- DOCUMENT PASSAGE
= Beginning of Section =

The research presented in this dissertation aimed to characterize the microbial metabolism involved in the integrated crop-livestock system with a broader goal of manipulating these to improve sustainable agriculture. We focused on two systems that are widely used in the United States, and employed bioinformatic analysis of a genetic marker for this purpose.
In our first system, we characterized the rumen microbiomes of beef cattle grazing alternately on KY-31 tall fescue, a major grass used in Virginia that carry a toxin-producing fungi, and nontoxic MaxQ tall fescue pasture, to understand how these cultivars shape the rumen microbiome and identify potential microbial species capable of degrading the toxin for better feed utilization. We found that KY-31 grazing remodeled the rumen microbiome substantially, especially affecting microbes responsible for degrading cellulose and starch. Some of these communities lingered once developed, and a different microbial population surfaced upon transfer to MaxQ. Several potential toxin-degrading bacteria were also identified.

= End of Section =

- AVAILABLE DATA
= Beginning of Section =

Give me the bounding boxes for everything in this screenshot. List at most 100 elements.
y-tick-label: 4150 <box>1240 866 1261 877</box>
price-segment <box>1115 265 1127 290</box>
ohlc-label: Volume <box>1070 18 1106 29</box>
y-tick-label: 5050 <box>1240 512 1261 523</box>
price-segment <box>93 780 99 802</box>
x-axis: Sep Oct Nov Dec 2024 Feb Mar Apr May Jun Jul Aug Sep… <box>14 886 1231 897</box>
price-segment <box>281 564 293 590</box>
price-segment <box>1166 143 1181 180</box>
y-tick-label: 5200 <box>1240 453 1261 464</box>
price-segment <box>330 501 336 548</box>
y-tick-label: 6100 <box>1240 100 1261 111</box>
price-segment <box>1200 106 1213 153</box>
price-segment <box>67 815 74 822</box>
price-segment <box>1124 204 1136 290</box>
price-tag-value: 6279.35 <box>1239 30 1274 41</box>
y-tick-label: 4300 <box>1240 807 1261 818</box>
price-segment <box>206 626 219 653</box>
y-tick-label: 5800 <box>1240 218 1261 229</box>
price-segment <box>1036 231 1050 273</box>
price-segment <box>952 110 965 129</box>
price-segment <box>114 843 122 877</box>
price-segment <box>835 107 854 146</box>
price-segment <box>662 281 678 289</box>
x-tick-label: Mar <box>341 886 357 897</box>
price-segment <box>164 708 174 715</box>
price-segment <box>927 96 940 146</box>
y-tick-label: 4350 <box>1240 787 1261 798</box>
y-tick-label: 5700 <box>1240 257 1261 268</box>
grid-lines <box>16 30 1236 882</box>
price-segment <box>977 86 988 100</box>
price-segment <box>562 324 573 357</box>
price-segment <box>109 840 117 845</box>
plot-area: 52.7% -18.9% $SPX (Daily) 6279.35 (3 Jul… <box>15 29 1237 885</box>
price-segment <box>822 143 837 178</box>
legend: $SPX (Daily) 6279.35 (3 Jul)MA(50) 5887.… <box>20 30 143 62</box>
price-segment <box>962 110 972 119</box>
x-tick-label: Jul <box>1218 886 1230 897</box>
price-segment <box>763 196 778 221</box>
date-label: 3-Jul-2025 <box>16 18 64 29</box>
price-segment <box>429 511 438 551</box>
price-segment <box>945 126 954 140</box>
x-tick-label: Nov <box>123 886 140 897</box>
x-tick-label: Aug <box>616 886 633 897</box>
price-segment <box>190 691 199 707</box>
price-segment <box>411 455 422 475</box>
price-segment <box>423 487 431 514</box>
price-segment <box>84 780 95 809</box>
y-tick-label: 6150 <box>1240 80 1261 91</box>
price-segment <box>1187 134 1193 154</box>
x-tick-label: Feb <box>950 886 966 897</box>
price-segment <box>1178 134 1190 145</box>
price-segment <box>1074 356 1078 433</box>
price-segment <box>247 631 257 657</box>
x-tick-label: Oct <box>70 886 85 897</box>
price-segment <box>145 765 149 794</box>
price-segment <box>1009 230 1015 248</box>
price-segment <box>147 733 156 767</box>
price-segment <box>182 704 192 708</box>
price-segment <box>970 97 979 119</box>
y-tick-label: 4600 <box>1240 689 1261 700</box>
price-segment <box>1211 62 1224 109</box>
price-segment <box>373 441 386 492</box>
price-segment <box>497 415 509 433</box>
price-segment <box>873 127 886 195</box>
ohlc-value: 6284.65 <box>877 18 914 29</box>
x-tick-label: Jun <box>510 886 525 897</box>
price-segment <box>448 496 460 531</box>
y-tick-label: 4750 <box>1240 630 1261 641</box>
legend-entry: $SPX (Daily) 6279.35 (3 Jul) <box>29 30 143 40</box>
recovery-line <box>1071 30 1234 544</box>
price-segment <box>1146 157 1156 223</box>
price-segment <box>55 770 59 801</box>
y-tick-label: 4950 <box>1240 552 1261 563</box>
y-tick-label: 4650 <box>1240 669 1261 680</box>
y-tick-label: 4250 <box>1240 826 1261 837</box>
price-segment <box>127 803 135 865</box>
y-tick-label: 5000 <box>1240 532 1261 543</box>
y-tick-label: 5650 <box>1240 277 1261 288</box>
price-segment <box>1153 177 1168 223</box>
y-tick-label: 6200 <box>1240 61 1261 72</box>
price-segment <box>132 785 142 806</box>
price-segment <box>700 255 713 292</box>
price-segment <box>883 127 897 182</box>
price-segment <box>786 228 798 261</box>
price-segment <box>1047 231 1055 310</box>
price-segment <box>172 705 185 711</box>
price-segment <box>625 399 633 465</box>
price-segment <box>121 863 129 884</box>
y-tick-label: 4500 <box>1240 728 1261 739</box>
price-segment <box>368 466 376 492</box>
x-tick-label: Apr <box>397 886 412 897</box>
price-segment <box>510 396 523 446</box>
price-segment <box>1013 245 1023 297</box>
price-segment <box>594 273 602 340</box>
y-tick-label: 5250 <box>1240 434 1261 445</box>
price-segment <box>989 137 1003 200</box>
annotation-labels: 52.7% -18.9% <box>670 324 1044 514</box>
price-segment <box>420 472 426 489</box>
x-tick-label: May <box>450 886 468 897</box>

= End of Section =

- WHAT TO WORK ON
1) Reproduce the part of the rumen microbiome passage starting with "In our first" and going on through "were also identified.", word for word.
2) Pick up the rumen microbiome passage after its last sentence and continue writing it.

- OUTPUTS FOR THE TASKS
1)
In our first system, we characterized the rumen microbiomes of beef cattle grazing alternately on KY-31 tall fescue, a major grass used in Virginia that carry a toxin-producing fungi, and nontoxic MaxQ tall fescue pasture, to understand how these cultivars shape the rumen microbiome and identify potential microbial species capable of degrading the toxin for better feed utilization. We found that KY-31 grazing remodeled the rumen microbiome substantially, especially affecting microbes responsible for degrading cellulose and starch. Some of these communities lingered once developed, and a different microbial population surfaced upon transfer to MaxQ. Several potential toxin-degrading bacteria were also identified.

2)
In our second system, we studied the microbiome composition and associated transformation pathways mediating nitrogen loss in two dairy manure storage systems, the clay-lined Earthen Pit (EP) and aboveground concrete storage tank (CS), to develop strategies to minimize these losses. We first develop a catalog of the archaea and bacteria that were present in the manure samples collected from several locations and depths of the storages based on a genetic marker. Then, we inferred the respective metabolic capabilities and developed schemes for nitrogen and carbon transformation pathways operating at various locations of EP and CS. Our results showed that the stored manure microbiome exhibited more location-to-location variation in EP compared to CS. Oxygen exposure, continuous addition of fresh manure, and the presence of crust at the storage surface gave rise to these unique populations. With regards to nitrogen transformation, the microbiomes in both storages had the potential to generate ammonia but lacked the organisms for oxidizing it to nitrate and further to gaseous compounds. However, microbial conversion of nitrate to gaseous N2, NO, and N2O seemed possible. These observations showcased that ammonia is stable during storage. Nitrate, on the other hand, can be converted into volatile nitrogen compounds via various processes. Thus, it is imperative to limit the level of nitrate in manure prior to placement in the storage, which is potentially originating from oxidative processes occurring on the barn floor.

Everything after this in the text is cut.